§ **节选文本**:
- - -

There are n soldiers standing in a line. Each soldier is assigned a unique rating value.

You have to form a team of 3 soldiers amongst them under the following rules:

• Choose 3 soldiers with index (i, j, k) with rating (rating[i], rating[j], rating[k]).
• A team is valid if:  (rating[i] < rating[j] < rating[k]) or (rating[i] > rating[j] > rating[k]) where (0 <= i < j < k < n).

Return the number of teams you can form given the conditions. (soldiers can be part of multiple teams).

 

Example 1:

Input: rating = [2,5,3,4,1]
Output: 3
Explanation: We can form three teams given the conditions. (2,3,4), (5,4,1), (5,3,1). 

Example 2:

Input: rating = [2,1,3]
Output: 0
Explanation: We can't form any team given the conditions.

Example 3:

Input: rating = [1,2,3,4]
Output: 4

 

Constraints:

• n == rating.length
• 1 <= n <= 200
• 1 <= rating[i] <= 10^5

巧妙算法。对于每个soldier j, 计算他的左边有l个人rating比它小，右边有r个人rating比他大。那对于rating[i]<rating[j]<rating[k]的情况，就从左边l人里任取一个pair with右边r个人里任取一个，总共l*r种。已知l, r，那左边有j-l个人rating比她大，右边有n-1-j-r个人rating比它小，所以另一种情况是总共 (j-l)*(n-1-j-r)种。   实现： O(n^2)

class Solution {
public:
    int numTeams(vector<int>& rating) {
        
        int n = rating.size();
        int res = 0;
        
        for (int j = 0; j<n; j++){
            int l = 0;
            int r = 0;
            for (int i=0; i<j; i++){
                if (rating[i] < rating[j])
                    l++;
            }
            for (int k=j+1; k<n; k++){
                if (rating[k] > rating[j])
                    r++;
            }
            res += l*r + (j-l)*(n-1-j-r);
        }
        
        return res;
    }
};

- - -

§ **书面题目 A**:
请将数据行从开头到含有"370, 1333, 377]"的那一行（首尾两行都包括）重新写出，把其中的"spheroid"换成"sphere"，其余一律不动。

§ **数据记录**:
- - -

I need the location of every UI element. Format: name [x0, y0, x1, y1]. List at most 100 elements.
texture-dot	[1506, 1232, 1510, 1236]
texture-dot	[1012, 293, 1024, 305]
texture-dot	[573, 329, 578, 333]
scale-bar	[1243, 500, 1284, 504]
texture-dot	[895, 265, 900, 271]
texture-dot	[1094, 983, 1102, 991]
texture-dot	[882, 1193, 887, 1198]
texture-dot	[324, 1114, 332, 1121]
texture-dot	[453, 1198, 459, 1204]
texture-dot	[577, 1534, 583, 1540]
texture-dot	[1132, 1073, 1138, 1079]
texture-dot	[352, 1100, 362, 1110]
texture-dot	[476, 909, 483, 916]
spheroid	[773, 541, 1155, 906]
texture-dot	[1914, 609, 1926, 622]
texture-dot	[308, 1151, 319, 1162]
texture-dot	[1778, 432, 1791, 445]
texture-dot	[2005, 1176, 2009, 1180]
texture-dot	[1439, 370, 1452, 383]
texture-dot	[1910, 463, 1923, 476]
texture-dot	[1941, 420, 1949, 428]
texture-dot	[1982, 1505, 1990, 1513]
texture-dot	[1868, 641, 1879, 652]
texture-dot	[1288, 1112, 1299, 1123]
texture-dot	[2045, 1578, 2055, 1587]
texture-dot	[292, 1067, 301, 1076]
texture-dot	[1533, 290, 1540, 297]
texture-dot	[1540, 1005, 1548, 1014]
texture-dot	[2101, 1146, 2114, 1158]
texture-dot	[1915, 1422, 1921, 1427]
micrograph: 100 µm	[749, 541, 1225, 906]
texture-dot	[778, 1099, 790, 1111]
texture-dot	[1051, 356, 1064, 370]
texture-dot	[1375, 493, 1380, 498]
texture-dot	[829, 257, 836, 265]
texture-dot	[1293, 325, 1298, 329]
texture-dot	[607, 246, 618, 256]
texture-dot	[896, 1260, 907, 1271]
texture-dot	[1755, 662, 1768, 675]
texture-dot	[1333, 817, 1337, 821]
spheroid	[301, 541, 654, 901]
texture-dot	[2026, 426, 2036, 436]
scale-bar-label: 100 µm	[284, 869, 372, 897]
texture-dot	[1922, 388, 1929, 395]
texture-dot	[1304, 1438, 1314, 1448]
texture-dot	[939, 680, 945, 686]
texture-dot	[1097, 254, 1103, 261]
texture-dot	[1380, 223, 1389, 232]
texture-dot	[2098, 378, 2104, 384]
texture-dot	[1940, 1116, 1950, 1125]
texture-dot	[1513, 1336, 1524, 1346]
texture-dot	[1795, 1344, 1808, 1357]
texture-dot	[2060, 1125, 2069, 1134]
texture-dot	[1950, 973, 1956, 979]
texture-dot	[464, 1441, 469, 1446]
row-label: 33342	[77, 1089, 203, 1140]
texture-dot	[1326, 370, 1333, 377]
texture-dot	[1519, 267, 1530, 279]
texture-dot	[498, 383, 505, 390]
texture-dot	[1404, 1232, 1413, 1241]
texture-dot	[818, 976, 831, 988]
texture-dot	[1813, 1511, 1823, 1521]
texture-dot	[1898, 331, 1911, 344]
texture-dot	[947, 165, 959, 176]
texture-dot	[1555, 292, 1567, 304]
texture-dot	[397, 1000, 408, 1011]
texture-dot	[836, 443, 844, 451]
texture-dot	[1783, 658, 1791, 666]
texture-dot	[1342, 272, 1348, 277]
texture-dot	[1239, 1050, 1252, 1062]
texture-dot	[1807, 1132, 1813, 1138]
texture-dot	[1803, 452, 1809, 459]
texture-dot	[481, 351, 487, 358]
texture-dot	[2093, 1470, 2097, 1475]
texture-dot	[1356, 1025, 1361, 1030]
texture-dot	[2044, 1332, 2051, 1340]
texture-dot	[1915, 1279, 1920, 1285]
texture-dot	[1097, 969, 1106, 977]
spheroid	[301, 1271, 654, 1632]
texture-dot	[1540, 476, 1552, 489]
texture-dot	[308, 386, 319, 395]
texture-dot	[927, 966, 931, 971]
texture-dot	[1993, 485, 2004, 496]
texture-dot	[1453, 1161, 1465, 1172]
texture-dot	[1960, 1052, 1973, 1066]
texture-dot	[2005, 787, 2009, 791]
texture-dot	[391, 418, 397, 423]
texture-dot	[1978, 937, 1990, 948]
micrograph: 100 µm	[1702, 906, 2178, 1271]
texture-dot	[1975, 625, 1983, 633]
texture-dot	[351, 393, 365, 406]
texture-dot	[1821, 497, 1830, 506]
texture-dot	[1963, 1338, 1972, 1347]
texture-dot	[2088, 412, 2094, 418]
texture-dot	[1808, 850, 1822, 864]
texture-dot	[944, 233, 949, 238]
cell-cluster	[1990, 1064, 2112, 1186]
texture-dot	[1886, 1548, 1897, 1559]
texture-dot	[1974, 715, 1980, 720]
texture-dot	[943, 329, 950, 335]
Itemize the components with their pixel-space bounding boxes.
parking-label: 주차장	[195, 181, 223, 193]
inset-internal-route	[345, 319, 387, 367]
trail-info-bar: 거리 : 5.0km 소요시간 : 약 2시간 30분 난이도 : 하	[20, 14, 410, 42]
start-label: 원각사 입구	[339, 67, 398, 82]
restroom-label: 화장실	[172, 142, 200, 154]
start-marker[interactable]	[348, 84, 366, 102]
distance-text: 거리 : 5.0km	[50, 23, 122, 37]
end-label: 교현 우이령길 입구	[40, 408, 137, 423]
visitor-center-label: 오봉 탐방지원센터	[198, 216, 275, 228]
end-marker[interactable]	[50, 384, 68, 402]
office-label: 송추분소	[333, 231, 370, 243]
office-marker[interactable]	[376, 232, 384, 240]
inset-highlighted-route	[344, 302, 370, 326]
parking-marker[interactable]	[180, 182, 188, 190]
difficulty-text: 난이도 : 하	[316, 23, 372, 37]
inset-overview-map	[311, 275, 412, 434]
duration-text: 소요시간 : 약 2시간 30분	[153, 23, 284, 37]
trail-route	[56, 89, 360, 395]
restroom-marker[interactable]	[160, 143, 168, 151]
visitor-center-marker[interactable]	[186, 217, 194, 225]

- - -

§ **书面题目 B**:
按照节选文本的说法，这种实现的时间复杂度是多少？

§ **详细解答 A**:
I need the location of every UI element. Format: name [x0, y0, x1, y1]. List at most 100 elements.
texture-dot	[1506, 1232, 1510, 1236]
texture-dot	[1012, 293, 1024, 305]
texture-dot	[573, 329, 578, 333]
scale-bar	[1243, 500, 1284, 504]
texture-dot	[895, 265, 900, 271]
texture-dot	[1094, 983, 1102, 991]
texture-dot	[882, 1193, 887, 1198]
texture-dot	[324, 1114, 332, 1121]
texture-dot	[453, 1198, 459, 1204]
texture-dot	[577, 1534, 583, 1540]
texture-dot	[1132, 1073, 1138, 1079]
texture-dot	[352, 1100, 362, 1110]
texture-dot	[476, 909, 483, 916]
sphere	[773, 541, 1155, 906]
texture-dot	[1914, 609, 1926, 622]
texture-dot	[308, 1151, 319, 1162]
texture-dot	[1778, 432, 1791, 445]
texture-dot	[2005, 1176, 2009, 1180]
texture-dot	[1439, 370, 1452, 383]
texture-dot	[1910, 463, 1923, 476]
texture-dot	[1941, 420, 1949, 428]
texture-dot	[1982, 1505, 1990, 1513]
texture-dot	[1868, 641, 1879, 652]
texture-dot	[1288, 1112, 1299, 1123]
texture-dot	[2045, 1578, 2055, 1587]
texture-dot	[292, 1067, 301, 1076]
texture-dot	[1533, 290, 1540, 297]
texture-dot	[1540, 1005, 1548, 1014]
texture-dot	[2101, 1146, 2114, 1158]
texture-dot	[1915, 1422, 1921, 1427]
micrograph: 100 µm	[749, 541, 1225, 906]
texture-dot	[778, 1099, 790, 1111]
texture-dot	[1051, 356, 1064, 370]
texture-dot	[1375, 493, 1380, 498]
texture-dot	[829, 257, 836, 265]
texture-dot	[1293, 325, 1298, 329]
texture-dot	[607, 246, 618, 256]
texture-dot	[896, 1260, 907, 1271]
texture-dot	[1755, 662, 1768, 675]
texture-dot	[1333, 817, 1337, 821]
sphere	[301, 541, 654, 901]
texture-dot	[2026, 426, 2036, 436]
scale-bar-label: 100 µm	[284, 869, 372, 897]
texture-dot	[1922, 388, 1929, 395]
texture-dot	[1304, 1438, 1314, 1448]
texture-dot	[939, 680, 945, 686]
texture-dot	[1097, 254, 1103, 261]
texture-dot	[1380, 223, 1389, 232]
texture-dot	[2098, 378, 2104, 384]
texture-dot	[1940, 1116, 1950, 1125]
texture-dot	[1513, 1336, 1524, 1346]
texture-dot	[1795, 1344, 1808, 1357]
texture-dot	[2060, 1125, 2069, 1134]
texture-dot	[1950, 973, 1956, 979]
texture-dot	[464, 1441, 469, 1446]
row-label: 33342	[77, 1089, 203, 1140]
texture-dot	[1326, 370, 1333, 377]

§ **详细解答 B**:
O(n^2)